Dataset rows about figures
+++

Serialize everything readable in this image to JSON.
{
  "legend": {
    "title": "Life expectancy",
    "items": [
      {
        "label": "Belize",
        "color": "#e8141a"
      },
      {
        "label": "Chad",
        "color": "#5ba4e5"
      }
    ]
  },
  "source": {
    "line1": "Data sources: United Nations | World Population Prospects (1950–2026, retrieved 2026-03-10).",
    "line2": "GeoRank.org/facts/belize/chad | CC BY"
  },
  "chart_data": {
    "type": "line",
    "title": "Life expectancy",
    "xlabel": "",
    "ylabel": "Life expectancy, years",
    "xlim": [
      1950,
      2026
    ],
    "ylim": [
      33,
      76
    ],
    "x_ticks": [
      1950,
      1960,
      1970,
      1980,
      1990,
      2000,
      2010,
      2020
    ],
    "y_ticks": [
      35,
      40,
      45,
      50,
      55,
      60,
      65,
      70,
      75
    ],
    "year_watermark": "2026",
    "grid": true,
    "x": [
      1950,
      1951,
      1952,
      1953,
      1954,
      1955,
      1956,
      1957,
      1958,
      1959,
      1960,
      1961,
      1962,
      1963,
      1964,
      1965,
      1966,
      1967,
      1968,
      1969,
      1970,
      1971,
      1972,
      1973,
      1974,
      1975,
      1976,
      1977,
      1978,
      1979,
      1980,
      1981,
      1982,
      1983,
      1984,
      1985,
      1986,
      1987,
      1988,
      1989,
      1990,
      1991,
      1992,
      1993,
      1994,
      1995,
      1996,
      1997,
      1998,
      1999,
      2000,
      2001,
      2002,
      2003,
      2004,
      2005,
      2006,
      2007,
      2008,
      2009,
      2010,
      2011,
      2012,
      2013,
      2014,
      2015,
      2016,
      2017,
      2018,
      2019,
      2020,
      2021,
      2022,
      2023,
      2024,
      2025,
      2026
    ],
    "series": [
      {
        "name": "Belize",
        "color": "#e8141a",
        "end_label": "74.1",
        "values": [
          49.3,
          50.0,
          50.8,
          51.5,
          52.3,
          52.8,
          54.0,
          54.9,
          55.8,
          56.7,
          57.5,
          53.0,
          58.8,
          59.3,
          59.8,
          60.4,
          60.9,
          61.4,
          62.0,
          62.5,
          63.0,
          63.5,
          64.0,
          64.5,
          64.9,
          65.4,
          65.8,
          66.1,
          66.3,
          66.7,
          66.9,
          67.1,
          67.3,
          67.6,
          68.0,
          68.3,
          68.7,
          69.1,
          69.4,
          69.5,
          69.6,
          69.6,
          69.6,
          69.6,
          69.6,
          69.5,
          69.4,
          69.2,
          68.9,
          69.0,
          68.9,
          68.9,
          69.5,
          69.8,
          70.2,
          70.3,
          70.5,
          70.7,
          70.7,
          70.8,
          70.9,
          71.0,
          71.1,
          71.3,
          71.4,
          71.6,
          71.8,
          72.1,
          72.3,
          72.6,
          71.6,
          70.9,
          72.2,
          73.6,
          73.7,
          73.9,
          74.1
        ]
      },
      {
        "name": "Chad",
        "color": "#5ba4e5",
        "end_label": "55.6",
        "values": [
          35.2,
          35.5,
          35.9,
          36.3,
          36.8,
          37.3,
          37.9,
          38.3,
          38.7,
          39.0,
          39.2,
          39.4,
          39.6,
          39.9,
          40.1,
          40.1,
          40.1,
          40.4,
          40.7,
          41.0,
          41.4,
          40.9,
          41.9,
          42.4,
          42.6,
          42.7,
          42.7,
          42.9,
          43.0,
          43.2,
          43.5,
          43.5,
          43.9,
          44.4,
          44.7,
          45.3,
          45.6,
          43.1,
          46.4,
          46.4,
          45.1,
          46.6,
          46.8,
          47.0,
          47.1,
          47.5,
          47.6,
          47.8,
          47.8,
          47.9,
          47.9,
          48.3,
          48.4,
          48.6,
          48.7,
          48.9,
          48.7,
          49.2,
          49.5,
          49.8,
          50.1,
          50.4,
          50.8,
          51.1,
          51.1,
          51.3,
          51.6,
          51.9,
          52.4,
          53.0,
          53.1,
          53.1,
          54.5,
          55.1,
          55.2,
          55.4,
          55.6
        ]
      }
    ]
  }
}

+++

Write out the data exactly as it stands.

Complete response
Serialize everything readable in this image to JSON.
{
  "legend": {
    "title": "Life expectancy",
    "items": [
      {
        "label": "Belize",
        "color": "#e8141a"
      },
      {
        "label": "Chad",
        "color": "#5ba4e5"
      }
    ]
  },
  "source": {
    "line1": "Data sources: United Nations | World Population Prospects (1950–2026, retrieved 2026-03-10).",
    "line2": "GeoRank.org/facts/belize/chad | CC BY"
  },
  "chart_data": {
    "type": "line",
    "title": "Life expectancy",
    "xlabel": "",
    "ylabel": "Life expectancy, years",
    "xlim": [
      1950,
      2026
    ],
    "ylim": [
      33,
      76
    ],
    "x_ticks": [
      1950,
      1960,
      1970,
      1980,
      1990,
      2000,
      2010,
      2020
    ],
    "y_ticks": [
      35,
      40,
      45,
      50,
      55,
      60,
      65,
      70,
      75
    ],
    "year_watermark": "2026",
    "grid": true,
    "x": [
      1950,
      1951,
      1952,
      1953,
      1954,
      1955,
      1956,
      1957,
      1958,
      1959,
      1960,
      1961,
      1962,
      1963,
      1964,
      1965,
      1966,
      1967,
      1968,
      1969,
      1970,
      1971,
      1972,
      1973,
      1974,
      1975,
      1976,
      1977,
      1978,
      1979,
      1980,
      1981,
      1982,
      1983,
      1984,
      1985,
      1986,
      1987,
      1988,
      1989,
      1990,
      1991,
      1992,
      1993,
      1994,
      1995,
      1996,
      1997,
      1998,
      1999,
      2000,
      2001,
      2002,
      2003,
      2004,
      2005,
      2006,
      2007,
      2008,
      2009,
      2010,
      2011,
      2012,
      2013,
      2014,
      2015,
      2016,
      2017,
      2018,
      2019,
      2020,
      2021,
      2022,
      2023,
      2024,
      2025,
      2026
    ],
    "series": [
      {
        "name": "Belize",
        "color": "#e8141a",
        "end_label": "74.1",
        "values": [
          49.3,
          50.0,
          50.8,
          51.5,
          52.3,
          52.8,
          54.0,
          54.9,
          55.8,
          56.7,
          57.5,
          53.0,
          58.8,
          59.3,
          59.8,
          60.4,
          60.9,
          61.4,
          62.0,
          62.5,
          63.0,
          63.5,
          64.0,
          64.5,
          64.9,
          65.4,
          65.8,
          66.1,
          66.3,
          66.7,
          66.9,
          67.1,
          67.3,
          67.6,
          68.0,
          68.3,
          68.7,
          69.1,
          69.4,
          69.5,
          69.6,
          69.6,
          69.6,
          69.6,
          69.6,
          69.5,
          69.4,
          69.2,
          68.9,
          69.0,
          68.9,
          68.9,
          69.5,
          69.8,
          70.2,
          70.3,
          70.5,
          70.7,
          70.7,
          70.8,
          70.9,
          71.0,
          71.1,
          71.3,
          71.4,
          71.6,
          71.8,
          72.1,
          72.3,
          72.6,
          71.6,
          70.9,
          72.2,
          73.6,
          73.7,
          73.9,
          74.1
        ]
      },
      {
        "name": "Chad",
        "color": "#5ba4e5",
        "end_label": "55.6",
        "values": [
          35.2,
          35.5,
          35.9,
          36.3,
          36.8,
          37.3,
          37.9,
          38.3,
          38.7,
          39.0,
          39.2,
          39.4,
          39.6,
          39.9,
          40.1,
          40.1,
          40.1,
          40.4,
          40.7,
          41.0,
          41.4,
          40.9,
          41.9,
          42.4,
          42.6,
          42.7,
          42.7,
          42.9,
          43.0,
          43.2,
          43.5,
          43.5,
          43.9,
          44.4,
          44.7,
          45.3,
          45.6,
          43.1,
          46.4,
          46.4,
          45.1,
          46.6,
          46.8,
          47.0,
          47.1,
          47.5,
          47.6,
          47.8,
          47.8,
          47.9,
          47.9,
          48.3,
          48.4,
          48.6,
          48.7,
          48.9,
          48.7,
          49.2,
          49.5,
          49.8,
          50.1,
          50.4,
          50.8,
          51.1,
          51.1,
          51.3,
          51.6,
          51.9,
          52.4,
          53.0,
          53.1,
          53.1,
          54.5,
          55.1,
          55.2,
          55.4,
          55.6
        ]
      }
    ]
  }
}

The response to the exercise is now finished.